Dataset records
|---|
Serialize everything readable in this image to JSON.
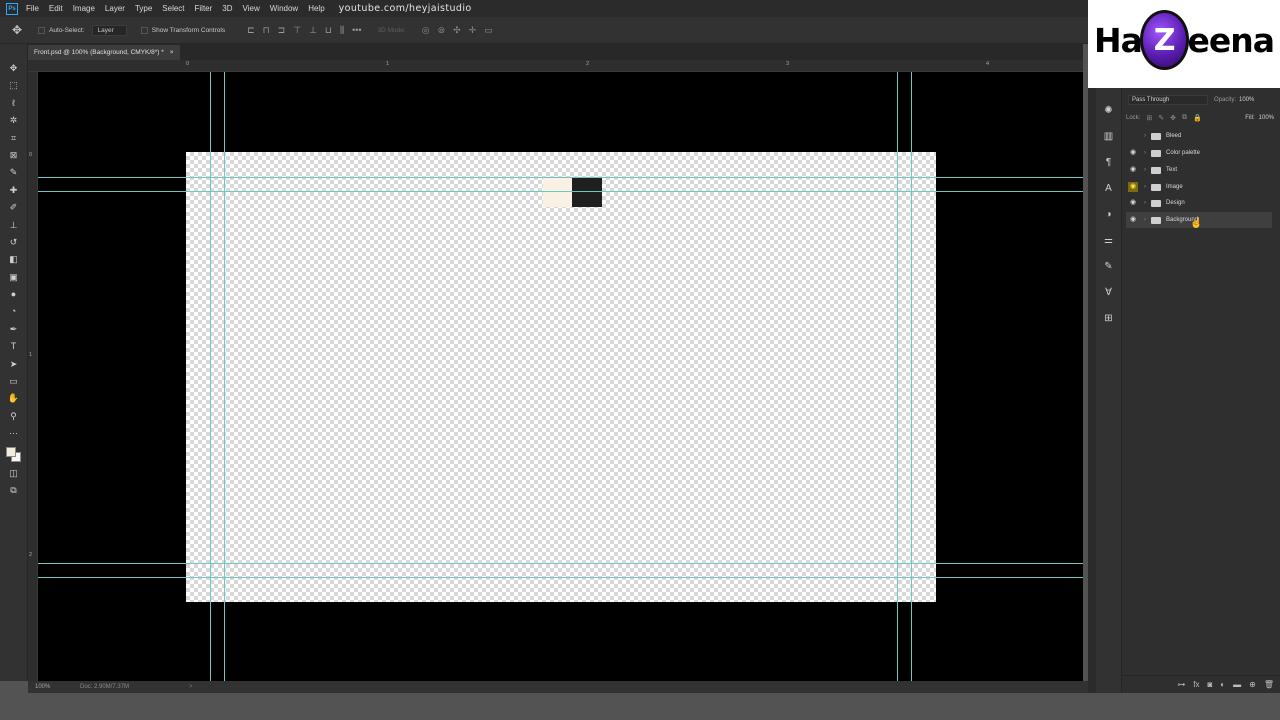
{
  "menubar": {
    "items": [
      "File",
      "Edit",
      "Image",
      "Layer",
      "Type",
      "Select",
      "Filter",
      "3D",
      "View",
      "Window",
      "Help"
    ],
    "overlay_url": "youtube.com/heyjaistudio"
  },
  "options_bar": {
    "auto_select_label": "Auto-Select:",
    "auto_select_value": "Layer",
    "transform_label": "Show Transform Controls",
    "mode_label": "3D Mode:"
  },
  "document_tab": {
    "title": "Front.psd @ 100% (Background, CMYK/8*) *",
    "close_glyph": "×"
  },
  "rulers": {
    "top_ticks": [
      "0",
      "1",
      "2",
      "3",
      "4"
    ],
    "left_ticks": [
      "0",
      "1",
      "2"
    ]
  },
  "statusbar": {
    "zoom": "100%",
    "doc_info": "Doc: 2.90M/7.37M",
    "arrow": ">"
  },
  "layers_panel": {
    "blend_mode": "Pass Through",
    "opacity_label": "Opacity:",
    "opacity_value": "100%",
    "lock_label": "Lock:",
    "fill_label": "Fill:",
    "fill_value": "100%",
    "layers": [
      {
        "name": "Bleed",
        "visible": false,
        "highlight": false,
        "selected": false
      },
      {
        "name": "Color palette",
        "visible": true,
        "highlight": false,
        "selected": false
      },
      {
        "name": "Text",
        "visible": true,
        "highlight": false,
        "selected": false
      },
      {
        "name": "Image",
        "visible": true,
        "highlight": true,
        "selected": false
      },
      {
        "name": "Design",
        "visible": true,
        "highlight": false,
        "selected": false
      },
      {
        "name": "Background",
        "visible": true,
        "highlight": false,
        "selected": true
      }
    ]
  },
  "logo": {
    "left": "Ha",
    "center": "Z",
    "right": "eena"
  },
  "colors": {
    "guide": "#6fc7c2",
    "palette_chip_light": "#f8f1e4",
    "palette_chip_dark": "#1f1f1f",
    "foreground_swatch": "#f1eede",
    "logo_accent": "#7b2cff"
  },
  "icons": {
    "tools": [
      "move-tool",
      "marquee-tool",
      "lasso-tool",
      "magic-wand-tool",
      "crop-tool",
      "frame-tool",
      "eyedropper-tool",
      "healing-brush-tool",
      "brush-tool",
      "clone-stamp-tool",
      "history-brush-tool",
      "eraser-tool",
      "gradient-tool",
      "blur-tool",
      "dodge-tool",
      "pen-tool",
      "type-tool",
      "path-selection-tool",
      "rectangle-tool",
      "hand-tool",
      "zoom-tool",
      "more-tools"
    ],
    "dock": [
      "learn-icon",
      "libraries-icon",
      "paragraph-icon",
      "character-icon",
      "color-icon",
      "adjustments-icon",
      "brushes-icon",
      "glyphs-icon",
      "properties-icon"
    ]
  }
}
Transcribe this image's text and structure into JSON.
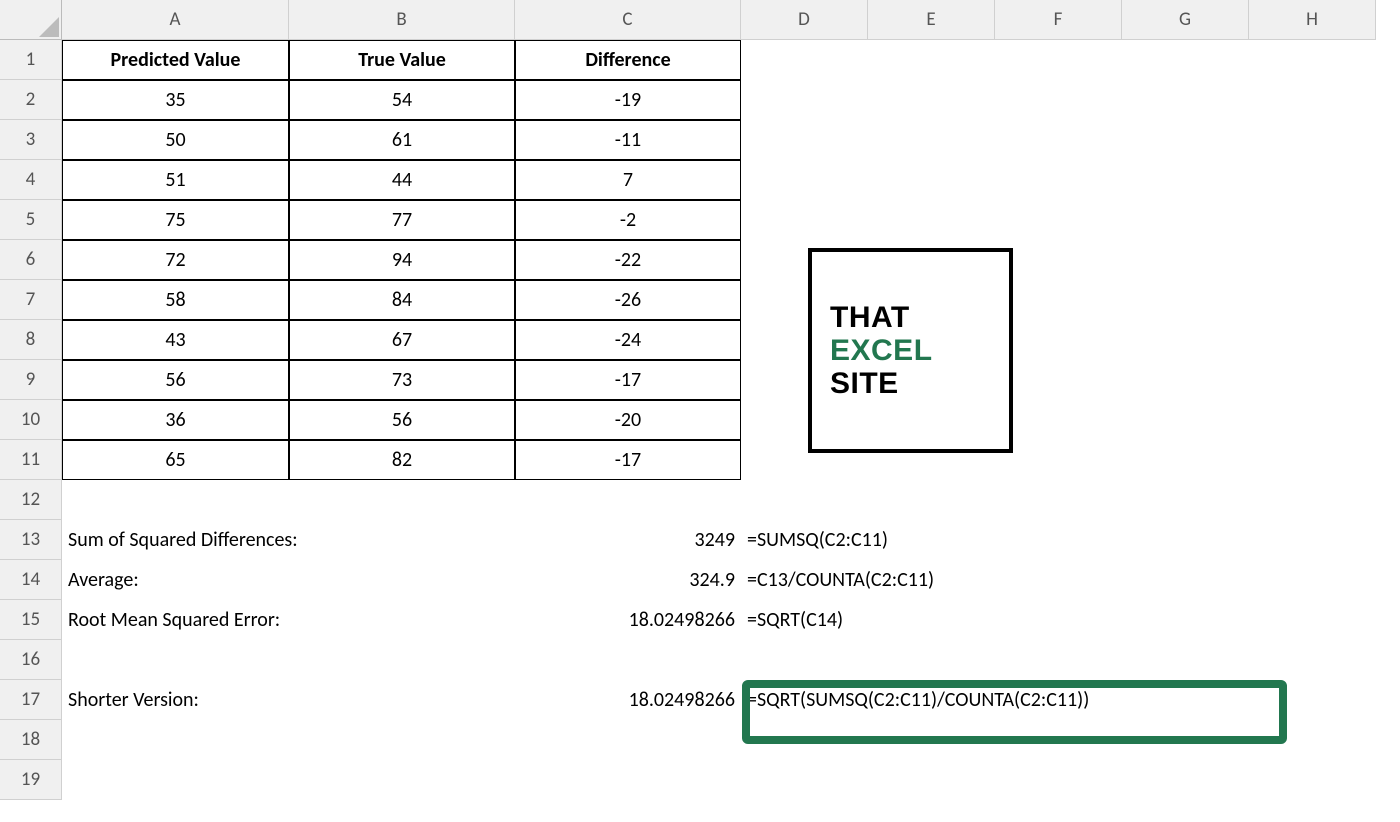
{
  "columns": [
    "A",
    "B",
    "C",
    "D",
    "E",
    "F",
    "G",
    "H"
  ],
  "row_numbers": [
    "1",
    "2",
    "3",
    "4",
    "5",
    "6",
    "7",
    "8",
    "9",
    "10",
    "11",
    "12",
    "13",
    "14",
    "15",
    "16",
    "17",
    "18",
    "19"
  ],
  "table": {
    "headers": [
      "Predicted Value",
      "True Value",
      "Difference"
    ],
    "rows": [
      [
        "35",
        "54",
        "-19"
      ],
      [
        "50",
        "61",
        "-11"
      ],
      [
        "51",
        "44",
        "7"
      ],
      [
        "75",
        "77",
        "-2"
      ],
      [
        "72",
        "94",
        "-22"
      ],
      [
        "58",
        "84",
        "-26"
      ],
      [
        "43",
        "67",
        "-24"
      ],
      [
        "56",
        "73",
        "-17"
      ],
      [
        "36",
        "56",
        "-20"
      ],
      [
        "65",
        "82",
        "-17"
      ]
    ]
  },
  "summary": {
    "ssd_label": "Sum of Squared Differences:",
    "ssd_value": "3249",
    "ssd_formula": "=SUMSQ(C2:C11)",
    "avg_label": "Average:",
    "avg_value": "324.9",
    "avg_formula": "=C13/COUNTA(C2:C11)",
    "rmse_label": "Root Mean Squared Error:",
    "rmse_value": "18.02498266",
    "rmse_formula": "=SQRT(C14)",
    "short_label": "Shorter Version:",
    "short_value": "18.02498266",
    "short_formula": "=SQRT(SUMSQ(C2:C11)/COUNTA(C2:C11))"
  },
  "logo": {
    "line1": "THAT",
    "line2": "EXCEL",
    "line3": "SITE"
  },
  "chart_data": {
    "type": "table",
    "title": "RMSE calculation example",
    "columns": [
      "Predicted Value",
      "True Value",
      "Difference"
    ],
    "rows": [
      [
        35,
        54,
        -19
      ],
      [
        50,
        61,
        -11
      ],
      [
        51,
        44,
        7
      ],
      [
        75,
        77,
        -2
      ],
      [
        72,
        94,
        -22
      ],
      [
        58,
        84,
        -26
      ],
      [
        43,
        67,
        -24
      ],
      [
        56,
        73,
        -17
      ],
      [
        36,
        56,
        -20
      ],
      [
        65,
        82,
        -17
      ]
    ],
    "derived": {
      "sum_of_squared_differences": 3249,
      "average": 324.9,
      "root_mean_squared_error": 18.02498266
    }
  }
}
|---|
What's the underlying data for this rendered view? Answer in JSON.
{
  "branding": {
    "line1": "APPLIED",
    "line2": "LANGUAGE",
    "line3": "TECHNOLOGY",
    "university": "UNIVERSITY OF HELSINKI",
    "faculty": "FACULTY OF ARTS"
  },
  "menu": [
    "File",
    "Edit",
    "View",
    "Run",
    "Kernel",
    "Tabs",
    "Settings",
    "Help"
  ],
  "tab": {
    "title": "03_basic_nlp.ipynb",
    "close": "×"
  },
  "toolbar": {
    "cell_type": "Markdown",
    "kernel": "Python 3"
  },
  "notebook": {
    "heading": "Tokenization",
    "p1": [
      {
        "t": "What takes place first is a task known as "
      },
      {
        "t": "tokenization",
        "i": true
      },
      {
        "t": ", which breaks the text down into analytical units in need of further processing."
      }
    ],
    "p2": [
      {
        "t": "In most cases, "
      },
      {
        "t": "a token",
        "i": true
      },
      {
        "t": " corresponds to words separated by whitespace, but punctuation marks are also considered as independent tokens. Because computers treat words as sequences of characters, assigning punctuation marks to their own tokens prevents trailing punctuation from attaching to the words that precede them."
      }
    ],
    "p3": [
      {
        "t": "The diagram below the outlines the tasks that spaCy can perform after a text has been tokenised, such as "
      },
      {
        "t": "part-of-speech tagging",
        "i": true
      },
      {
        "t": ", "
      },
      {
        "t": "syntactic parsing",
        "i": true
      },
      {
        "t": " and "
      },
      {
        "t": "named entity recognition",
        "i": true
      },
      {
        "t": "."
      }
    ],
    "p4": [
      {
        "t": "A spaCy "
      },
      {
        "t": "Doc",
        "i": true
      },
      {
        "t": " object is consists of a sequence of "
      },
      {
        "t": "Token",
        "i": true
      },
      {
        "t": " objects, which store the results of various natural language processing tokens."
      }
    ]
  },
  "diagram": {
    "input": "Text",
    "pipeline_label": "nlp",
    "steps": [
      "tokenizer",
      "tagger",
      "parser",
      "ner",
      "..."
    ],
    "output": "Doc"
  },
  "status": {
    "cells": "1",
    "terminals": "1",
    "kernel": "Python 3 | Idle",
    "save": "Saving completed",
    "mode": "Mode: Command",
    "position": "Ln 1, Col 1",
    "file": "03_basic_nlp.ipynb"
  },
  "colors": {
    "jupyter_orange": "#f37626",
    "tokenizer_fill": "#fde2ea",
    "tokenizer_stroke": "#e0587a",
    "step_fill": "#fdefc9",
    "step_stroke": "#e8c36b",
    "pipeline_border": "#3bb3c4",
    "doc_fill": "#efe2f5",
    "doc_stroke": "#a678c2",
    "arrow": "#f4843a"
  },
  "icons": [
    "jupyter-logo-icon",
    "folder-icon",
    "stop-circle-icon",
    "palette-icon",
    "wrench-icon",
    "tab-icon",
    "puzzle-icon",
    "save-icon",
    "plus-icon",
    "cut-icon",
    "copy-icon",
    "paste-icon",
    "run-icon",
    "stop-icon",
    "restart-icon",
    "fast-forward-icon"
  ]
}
|---|
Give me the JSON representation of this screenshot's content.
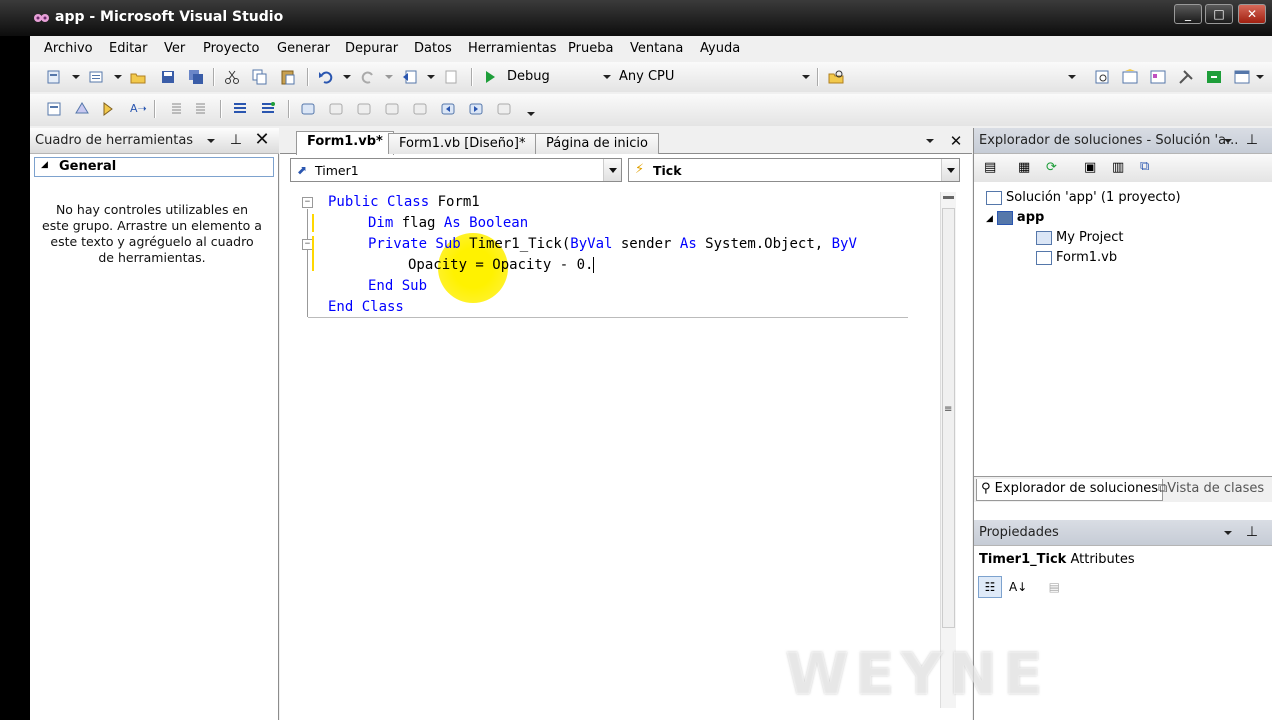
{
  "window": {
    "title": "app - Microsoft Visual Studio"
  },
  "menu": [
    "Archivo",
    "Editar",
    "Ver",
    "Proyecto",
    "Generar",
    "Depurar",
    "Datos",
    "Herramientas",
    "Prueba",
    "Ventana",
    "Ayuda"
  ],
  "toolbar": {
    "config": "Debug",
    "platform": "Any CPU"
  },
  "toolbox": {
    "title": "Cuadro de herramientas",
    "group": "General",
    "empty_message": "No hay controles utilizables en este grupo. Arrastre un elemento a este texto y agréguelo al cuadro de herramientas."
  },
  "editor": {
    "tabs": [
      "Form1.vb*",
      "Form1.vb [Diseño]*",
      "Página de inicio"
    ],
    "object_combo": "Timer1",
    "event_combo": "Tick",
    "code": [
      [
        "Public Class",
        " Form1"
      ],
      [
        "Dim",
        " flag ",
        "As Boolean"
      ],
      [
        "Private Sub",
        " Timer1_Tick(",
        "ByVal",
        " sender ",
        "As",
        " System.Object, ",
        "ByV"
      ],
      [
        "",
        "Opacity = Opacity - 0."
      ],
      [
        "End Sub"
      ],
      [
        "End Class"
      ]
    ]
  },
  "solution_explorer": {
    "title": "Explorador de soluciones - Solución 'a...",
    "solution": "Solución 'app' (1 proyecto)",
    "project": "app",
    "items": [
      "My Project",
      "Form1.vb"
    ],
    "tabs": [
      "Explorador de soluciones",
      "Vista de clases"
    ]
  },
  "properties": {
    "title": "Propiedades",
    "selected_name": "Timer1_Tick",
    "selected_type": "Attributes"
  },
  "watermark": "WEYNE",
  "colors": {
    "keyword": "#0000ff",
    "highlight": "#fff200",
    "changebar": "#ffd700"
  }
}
|---|
### EXERCISE DETAILS:
Indicate how many lines of the material include the word "Python"; the number alone is required.

### RESPONSE TO THIS EXERCISE:
2